The storyline that saw Lionel's marriage to Kirsty being uplifted by Stuart Neilson has been named as an iconic episode. Rachel Lang listed Lionel and Kirsty's romance as one of her favourite storylines. Lionel's final scene has been hailed as iconic with the question constantly lingering among the show's fans, actors and even John Leigh himself, what truly happened to Lionel and if he will return. A 1995 episode saw Lionel come close to death after contracting tetanus and as a result, New Zealanders receiving tetanus shots that month more than doubled. The period surrounding Lionel's exit from the show, remains the highest rating episodes in the show's first 25 years.

Lionel's return in 2017 was said to "surprise" fans.

(ACTIVITY):
List every personal name that appears in the passage about Lionel, one per line.

(RECORDS SHOWN):
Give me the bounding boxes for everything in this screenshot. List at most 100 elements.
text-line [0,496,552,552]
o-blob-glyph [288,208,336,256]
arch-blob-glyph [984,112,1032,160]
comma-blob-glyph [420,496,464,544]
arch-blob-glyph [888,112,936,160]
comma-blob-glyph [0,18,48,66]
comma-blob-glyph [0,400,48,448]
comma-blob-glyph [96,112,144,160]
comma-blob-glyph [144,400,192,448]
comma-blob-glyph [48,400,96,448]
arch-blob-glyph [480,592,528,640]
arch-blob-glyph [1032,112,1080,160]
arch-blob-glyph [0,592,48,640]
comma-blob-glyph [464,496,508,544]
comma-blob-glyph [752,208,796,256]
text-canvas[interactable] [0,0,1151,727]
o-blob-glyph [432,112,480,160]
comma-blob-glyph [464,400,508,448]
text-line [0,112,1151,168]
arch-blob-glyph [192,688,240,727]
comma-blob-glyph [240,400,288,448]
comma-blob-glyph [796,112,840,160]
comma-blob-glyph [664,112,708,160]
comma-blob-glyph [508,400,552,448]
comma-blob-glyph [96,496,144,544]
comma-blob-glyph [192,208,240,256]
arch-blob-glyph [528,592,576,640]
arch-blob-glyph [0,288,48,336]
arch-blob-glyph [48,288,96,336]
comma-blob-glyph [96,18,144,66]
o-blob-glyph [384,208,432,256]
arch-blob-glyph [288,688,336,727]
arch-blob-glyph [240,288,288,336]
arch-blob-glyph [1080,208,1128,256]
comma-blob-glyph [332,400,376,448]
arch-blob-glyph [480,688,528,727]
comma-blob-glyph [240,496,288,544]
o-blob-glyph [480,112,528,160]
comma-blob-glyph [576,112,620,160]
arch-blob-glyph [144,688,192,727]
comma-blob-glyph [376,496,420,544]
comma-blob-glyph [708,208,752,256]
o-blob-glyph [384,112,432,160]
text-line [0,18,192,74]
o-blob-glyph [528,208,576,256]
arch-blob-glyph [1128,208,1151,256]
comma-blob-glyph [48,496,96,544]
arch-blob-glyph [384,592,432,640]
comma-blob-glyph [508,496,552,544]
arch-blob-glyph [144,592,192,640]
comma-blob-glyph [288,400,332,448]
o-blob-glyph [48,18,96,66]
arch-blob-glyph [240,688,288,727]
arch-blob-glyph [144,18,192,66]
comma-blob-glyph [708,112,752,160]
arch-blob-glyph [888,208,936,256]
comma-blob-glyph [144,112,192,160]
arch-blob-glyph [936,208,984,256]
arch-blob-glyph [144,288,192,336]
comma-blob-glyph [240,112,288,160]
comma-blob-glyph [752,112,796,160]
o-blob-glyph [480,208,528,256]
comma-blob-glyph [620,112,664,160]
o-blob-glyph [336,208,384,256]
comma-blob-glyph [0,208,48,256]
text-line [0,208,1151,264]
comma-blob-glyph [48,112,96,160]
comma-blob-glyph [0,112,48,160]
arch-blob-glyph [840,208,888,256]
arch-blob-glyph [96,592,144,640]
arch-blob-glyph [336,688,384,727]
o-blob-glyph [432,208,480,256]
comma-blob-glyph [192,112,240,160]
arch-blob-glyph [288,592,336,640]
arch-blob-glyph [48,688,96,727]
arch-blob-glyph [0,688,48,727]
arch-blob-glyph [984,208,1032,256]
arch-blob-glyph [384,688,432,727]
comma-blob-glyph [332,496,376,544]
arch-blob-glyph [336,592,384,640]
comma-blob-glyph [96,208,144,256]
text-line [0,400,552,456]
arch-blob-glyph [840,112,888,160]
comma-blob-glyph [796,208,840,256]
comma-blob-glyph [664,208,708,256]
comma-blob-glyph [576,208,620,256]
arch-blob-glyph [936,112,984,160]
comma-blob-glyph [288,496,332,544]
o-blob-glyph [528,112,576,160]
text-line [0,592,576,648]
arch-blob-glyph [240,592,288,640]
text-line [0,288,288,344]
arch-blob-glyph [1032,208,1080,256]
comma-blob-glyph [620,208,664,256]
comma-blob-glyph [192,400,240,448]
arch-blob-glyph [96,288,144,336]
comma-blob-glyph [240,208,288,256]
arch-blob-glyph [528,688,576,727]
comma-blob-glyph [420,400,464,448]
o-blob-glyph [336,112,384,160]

(RESULT OF THIS EXERCISE):
Lionel
Kirsty
Stuart Neilson
Rachel Lang
John Leigh